- [Task goal]
Lines that hold the word "ipynb" should be located and copied.

- [Record excerpts]

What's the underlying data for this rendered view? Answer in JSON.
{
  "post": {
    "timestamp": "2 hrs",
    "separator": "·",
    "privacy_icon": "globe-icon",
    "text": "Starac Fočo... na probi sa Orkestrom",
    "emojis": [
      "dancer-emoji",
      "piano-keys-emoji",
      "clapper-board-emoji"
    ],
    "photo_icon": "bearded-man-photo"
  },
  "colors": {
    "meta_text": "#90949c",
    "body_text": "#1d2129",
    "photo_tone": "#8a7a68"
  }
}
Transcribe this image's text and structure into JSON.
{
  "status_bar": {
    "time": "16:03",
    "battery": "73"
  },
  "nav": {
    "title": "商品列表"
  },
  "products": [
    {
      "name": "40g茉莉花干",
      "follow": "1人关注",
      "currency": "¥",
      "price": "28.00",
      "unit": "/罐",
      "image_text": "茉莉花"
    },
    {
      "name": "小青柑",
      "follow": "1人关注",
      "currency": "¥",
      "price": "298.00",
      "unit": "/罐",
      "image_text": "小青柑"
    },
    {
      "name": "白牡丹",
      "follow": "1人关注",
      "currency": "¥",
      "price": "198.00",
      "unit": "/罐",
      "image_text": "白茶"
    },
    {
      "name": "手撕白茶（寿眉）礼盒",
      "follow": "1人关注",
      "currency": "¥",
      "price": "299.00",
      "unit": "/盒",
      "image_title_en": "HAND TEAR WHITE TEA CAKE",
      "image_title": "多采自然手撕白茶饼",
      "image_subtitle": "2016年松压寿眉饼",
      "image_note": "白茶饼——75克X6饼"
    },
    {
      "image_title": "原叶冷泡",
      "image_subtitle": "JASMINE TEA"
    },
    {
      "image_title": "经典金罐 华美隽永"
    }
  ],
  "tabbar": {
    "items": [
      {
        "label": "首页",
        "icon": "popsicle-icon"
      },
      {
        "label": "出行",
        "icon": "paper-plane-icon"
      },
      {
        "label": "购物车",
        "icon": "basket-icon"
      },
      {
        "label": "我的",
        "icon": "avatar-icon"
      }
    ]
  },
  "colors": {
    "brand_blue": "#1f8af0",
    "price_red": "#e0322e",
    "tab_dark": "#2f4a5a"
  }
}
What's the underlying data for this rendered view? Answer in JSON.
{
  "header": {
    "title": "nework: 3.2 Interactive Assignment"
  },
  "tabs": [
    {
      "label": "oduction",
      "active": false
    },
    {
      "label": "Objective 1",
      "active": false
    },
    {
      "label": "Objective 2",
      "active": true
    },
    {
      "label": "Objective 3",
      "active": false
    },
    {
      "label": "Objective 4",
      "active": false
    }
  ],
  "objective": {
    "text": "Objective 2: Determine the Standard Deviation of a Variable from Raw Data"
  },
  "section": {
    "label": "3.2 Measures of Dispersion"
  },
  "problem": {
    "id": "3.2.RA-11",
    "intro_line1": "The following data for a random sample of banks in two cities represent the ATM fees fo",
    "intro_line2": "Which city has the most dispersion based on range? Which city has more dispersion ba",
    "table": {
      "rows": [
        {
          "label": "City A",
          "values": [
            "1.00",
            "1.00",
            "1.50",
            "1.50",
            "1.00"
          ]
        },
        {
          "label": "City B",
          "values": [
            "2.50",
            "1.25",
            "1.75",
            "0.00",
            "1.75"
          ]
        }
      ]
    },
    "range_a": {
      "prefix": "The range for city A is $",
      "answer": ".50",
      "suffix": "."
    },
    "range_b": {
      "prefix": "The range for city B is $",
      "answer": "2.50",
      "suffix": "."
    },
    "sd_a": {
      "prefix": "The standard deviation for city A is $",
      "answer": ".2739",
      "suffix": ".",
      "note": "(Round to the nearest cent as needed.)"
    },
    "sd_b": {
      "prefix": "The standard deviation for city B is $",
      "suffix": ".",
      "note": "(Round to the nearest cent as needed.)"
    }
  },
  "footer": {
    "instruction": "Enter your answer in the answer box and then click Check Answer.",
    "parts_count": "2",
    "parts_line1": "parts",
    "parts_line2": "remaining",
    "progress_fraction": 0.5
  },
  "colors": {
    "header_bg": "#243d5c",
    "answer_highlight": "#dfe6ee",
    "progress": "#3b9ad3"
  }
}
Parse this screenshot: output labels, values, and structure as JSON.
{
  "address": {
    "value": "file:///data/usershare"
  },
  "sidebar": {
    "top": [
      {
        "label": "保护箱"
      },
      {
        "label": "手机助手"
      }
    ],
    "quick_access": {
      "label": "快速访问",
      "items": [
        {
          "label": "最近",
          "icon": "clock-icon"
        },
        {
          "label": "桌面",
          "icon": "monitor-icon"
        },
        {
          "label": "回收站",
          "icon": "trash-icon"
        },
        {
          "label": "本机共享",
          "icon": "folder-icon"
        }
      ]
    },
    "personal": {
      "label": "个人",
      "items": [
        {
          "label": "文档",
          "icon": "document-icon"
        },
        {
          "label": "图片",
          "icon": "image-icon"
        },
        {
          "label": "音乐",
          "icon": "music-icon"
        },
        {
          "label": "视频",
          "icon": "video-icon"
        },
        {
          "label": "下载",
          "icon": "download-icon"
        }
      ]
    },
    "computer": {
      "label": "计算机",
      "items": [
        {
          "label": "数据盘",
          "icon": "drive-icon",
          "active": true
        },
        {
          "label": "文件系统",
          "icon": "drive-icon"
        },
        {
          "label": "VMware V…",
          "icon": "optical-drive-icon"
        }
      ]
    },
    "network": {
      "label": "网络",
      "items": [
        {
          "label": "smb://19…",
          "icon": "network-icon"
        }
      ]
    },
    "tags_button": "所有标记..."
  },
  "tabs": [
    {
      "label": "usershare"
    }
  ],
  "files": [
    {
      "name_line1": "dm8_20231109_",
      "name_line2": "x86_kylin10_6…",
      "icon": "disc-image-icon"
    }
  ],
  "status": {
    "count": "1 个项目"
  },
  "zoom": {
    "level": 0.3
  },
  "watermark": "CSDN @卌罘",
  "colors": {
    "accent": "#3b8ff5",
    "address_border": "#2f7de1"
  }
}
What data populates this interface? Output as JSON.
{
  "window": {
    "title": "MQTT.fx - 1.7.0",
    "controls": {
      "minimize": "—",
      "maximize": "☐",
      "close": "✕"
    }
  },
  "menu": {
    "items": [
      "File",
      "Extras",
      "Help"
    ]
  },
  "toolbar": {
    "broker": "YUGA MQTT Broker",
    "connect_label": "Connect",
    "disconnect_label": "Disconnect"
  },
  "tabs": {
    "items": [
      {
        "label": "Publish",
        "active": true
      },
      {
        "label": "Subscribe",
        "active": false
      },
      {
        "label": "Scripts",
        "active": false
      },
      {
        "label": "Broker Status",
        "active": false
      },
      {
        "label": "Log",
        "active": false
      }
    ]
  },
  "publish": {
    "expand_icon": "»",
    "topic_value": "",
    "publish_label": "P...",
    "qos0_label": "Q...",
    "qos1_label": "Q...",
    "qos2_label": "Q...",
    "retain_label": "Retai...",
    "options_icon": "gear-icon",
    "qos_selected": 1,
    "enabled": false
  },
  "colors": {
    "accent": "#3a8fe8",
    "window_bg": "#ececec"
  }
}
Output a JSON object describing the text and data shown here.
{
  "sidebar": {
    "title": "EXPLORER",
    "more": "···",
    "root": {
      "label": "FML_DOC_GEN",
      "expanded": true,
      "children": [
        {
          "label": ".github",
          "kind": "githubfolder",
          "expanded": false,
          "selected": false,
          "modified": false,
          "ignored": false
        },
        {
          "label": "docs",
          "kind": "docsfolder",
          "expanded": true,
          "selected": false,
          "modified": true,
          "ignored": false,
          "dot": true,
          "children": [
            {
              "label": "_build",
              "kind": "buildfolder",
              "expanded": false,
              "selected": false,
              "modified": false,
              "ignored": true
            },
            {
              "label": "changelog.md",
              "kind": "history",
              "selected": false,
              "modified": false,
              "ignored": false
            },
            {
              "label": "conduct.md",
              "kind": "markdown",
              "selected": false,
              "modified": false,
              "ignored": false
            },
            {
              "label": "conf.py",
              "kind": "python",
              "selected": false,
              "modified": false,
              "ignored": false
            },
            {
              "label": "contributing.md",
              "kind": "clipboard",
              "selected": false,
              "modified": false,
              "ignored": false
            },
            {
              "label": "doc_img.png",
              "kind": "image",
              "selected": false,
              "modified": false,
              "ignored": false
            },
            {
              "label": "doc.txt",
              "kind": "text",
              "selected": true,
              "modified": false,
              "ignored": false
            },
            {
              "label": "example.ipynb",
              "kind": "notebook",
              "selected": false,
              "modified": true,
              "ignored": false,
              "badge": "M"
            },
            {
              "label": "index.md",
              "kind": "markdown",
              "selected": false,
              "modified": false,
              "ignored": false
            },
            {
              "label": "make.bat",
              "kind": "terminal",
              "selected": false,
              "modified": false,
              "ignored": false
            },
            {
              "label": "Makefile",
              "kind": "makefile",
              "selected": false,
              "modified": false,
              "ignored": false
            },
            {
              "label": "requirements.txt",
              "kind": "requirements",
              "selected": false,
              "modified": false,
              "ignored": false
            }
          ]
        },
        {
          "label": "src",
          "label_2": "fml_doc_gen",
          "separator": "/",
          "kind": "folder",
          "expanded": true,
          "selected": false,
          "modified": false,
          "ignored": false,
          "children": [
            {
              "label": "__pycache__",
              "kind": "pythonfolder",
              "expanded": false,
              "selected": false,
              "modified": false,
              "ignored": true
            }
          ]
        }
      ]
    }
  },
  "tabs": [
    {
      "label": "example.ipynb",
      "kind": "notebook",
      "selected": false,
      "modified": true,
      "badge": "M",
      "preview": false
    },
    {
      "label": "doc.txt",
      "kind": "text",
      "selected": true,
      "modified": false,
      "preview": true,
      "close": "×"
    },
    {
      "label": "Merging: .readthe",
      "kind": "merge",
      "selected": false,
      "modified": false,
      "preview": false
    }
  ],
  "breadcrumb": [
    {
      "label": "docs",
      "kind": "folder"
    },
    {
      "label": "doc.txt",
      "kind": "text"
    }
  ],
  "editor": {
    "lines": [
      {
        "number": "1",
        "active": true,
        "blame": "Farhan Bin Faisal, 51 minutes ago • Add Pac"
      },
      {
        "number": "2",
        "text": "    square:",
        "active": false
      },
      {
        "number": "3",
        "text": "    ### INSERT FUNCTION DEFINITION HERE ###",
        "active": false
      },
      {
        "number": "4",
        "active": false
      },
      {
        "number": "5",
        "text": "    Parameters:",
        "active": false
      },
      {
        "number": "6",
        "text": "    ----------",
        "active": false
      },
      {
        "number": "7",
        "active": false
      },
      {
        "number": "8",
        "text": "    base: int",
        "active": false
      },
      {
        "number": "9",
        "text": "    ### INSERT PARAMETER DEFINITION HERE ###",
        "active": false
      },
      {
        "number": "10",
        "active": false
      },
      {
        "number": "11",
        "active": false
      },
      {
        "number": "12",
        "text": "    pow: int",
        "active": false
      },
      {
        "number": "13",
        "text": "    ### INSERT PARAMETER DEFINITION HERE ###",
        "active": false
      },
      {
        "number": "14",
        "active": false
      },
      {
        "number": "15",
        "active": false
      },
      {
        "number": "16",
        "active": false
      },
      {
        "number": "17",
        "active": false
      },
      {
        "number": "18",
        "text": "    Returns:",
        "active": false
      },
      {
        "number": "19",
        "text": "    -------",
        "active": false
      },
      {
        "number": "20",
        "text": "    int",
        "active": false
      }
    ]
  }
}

- [Complete response]
              "label": "example.ipynb",
      "label": "example.ipynb",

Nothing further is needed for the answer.